## THINGS TO DO
A: Rewrite the dog coat thread between "Is she spayed" and "to the vet.", inclusive, changing "Goldens" to "Golden Retrievers".
B: Print the lines of the entries between the line holding "proposed-point-50 [509,314,517,323]" and the line holding "legend-label-proposed: Proposed [454,33,518,50]", inclusive, with no other text.

# under coat showing thru after summer shed



## Crooked Driller (6 mo ago)

My dog is a red hunting dog with a relatively light coat; not big and fluffy. When she shed this spring her undercoat began to stick out. Is this normal?


----------



## Ffcmm (May 4, 2016)

Crooked Driller said:


> My dog is a red hunting dog with a relatively light coat; not big and fluffy. When she shed this spring her undercoat began to stick out. Is this normal?


You can brush out the loose undercoat pretty easily with a rake. Regularly going through the coat will help keep the shed under control.


----------



## nolefan (Nov 6, 2009)

Crooked Driller said:


> My dog is a red hunting dog with a relatively light coat; not big and fluffy. When she shed this spring her undercoat began to stick out. Is this normal?


Is she spayed and how old is she? Excessive undercoat can even happen to Goldens with light coat. Spaying or neutering causes it and it can get worse as the dog ages. If neither of these is the case, I would talk to the vet.


----------



## Crooked Driller (6 mo ago)

she is two and she was spayed this winter. Maybe that is the cause


----------



## PalouseDogs (Aug 14, 2013)

It sounds like a typical spay coat.


----------

## PROVIDED INFORMATION
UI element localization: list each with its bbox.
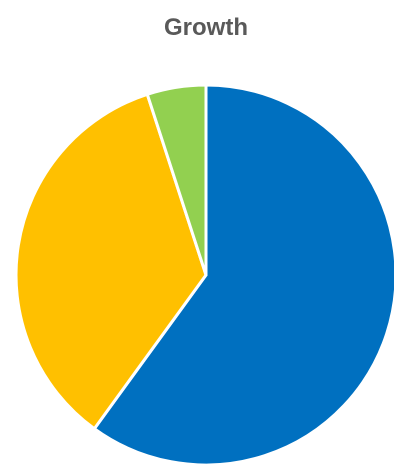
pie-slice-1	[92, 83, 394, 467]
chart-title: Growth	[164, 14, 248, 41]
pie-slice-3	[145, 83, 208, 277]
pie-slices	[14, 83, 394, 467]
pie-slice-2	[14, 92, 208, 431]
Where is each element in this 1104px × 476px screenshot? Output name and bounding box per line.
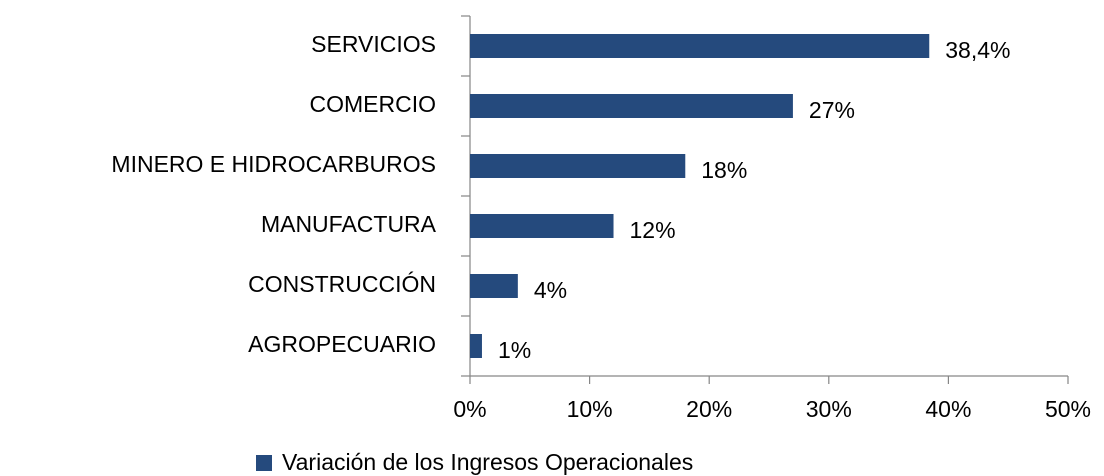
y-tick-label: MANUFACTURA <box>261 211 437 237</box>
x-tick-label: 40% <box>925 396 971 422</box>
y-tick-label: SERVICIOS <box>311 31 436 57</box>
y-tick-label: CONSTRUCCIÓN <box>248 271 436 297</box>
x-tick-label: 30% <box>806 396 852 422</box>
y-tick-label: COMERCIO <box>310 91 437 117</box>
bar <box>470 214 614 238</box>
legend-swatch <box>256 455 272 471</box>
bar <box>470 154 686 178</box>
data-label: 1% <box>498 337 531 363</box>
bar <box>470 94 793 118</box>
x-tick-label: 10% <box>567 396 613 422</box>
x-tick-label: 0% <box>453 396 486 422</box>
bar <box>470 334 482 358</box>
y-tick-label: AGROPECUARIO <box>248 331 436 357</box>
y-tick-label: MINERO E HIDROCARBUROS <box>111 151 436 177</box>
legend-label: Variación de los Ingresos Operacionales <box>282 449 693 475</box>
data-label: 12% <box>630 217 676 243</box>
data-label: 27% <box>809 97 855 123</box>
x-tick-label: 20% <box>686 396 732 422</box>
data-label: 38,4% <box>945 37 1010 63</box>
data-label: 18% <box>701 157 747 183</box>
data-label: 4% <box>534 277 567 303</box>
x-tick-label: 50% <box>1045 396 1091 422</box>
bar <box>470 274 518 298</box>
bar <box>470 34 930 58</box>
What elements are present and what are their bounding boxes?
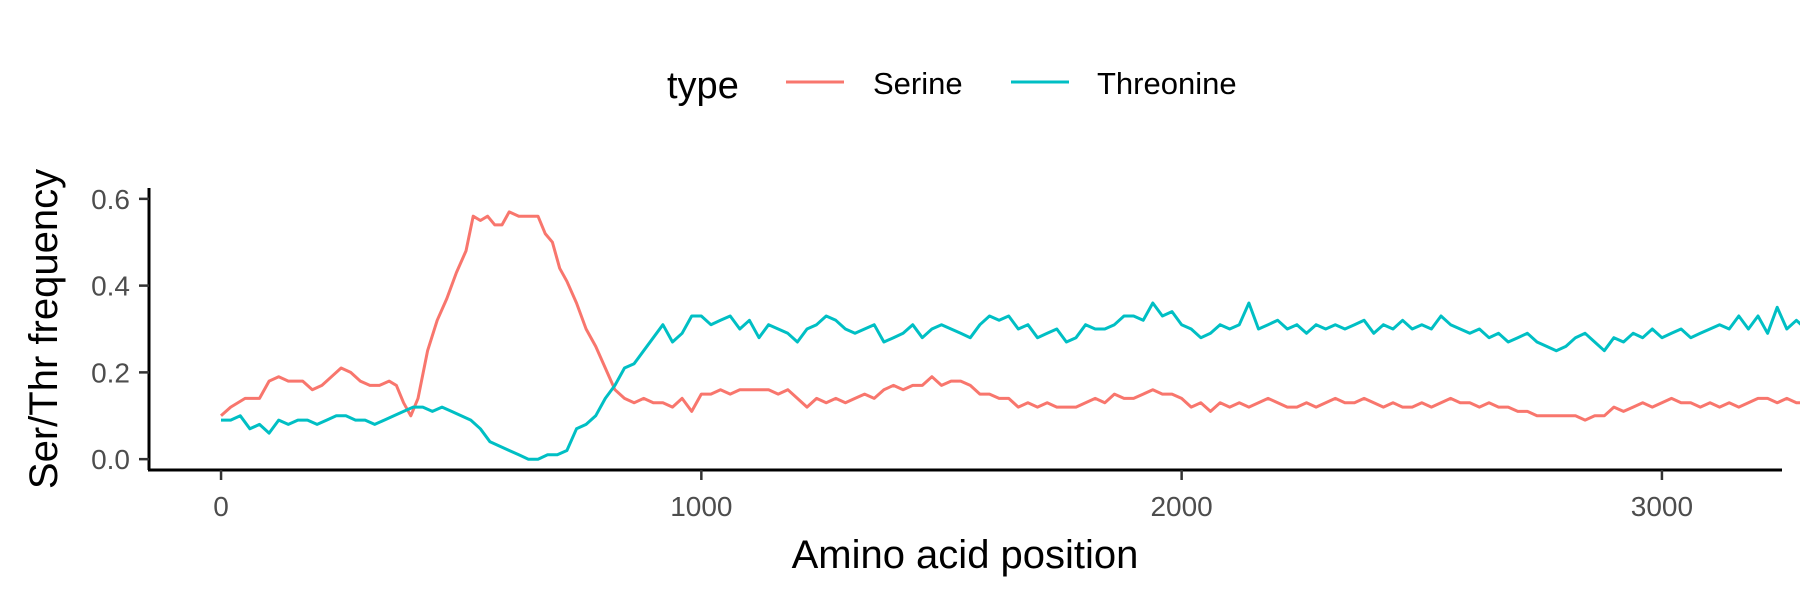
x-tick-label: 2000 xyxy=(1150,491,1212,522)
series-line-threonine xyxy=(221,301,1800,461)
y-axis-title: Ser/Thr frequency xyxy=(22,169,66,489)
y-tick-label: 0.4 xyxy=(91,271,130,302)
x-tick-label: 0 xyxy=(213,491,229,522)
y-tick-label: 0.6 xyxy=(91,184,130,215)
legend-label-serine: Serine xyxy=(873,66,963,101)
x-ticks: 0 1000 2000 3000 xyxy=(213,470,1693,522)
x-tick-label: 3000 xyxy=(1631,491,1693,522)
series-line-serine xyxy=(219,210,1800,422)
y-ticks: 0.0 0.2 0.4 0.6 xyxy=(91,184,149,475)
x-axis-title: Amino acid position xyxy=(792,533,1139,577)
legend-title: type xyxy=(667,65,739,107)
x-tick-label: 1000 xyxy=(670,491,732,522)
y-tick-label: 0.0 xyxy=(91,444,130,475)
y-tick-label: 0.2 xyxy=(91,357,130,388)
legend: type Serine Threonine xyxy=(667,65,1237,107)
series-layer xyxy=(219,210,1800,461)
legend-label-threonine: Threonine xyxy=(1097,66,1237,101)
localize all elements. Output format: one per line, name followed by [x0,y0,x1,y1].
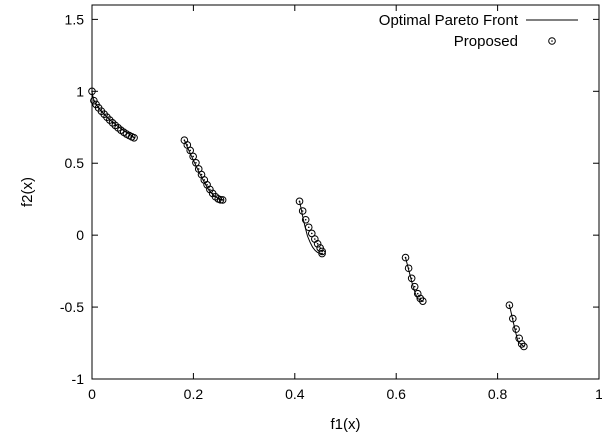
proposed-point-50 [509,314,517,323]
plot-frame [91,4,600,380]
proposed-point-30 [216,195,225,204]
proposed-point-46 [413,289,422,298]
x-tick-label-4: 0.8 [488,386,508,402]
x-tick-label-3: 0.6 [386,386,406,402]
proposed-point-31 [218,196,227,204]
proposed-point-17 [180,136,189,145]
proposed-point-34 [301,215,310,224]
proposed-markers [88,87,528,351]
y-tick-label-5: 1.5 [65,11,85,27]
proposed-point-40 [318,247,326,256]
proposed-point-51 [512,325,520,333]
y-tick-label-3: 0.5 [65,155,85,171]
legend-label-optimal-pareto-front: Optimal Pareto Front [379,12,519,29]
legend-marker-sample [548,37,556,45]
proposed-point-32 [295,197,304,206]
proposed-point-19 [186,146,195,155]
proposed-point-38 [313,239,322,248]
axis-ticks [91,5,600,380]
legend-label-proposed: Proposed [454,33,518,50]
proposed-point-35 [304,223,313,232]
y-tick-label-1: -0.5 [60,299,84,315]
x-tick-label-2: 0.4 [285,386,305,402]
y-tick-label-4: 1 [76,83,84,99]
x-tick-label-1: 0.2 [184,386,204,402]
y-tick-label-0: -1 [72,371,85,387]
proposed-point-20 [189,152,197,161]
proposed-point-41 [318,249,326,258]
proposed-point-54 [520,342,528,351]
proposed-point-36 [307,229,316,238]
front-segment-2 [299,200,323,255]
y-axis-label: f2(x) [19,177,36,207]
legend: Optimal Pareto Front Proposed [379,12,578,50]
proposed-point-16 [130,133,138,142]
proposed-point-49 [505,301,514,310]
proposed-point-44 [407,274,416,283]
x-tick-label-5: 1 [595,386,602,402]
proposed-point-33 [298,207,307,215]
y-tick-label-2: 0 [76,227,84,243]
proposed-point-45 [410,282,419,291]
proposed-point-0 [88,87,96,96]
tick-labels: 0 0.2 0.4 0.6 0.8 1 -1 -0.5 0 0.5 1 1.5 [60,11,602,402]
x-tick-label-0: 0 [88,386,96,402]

## OUTPUTS BY TASK
A:
Is she spayed and how old is she? Excessive undercoat can even happen to Golden Retrievers with light coat. Spaying or neutering causes it and it can get worse as the dog ages. If neither of these is the case, I would talk to the vet.

B:
proposed-point-50 [509,314,517,323]
plot-frame [91,4,600,380]
proposed-point-30 [216,195,225,204]
proposed-point-46 [413,289,422,298]
x-tick-label-4: 0.8 [488,386,508,402]
x-tick-label-3: 0.6 [386,386,406,402]
proposed-point-31 [218,196,227,204]
proposed-point-17 [180,136,189,145]
proposed-point-34 [301,215,310,224]
proposed-markers [88,87,528,351]
y-tick-label-5: 1.5 [65,11,85,27]
proposed-point-40 [318,247,326,256]
proposed-point-51 [512,325,520,333]
y-tick-label-3: 0.5 [65,155,85,171]
legend-label-optimal-pareto-front: Optimal Pareto Front [379,12,519,29]
legend-marker-sample [548,37,556,45]
proposed-point-32 [295,197,304,206]
proposed-point-19 [186,146,195,155]
proposed-point-38 [313,239,322,248]
axis-ticks [91,5,600,380]
legend-label-proposed: Proposed [454,33,518,50]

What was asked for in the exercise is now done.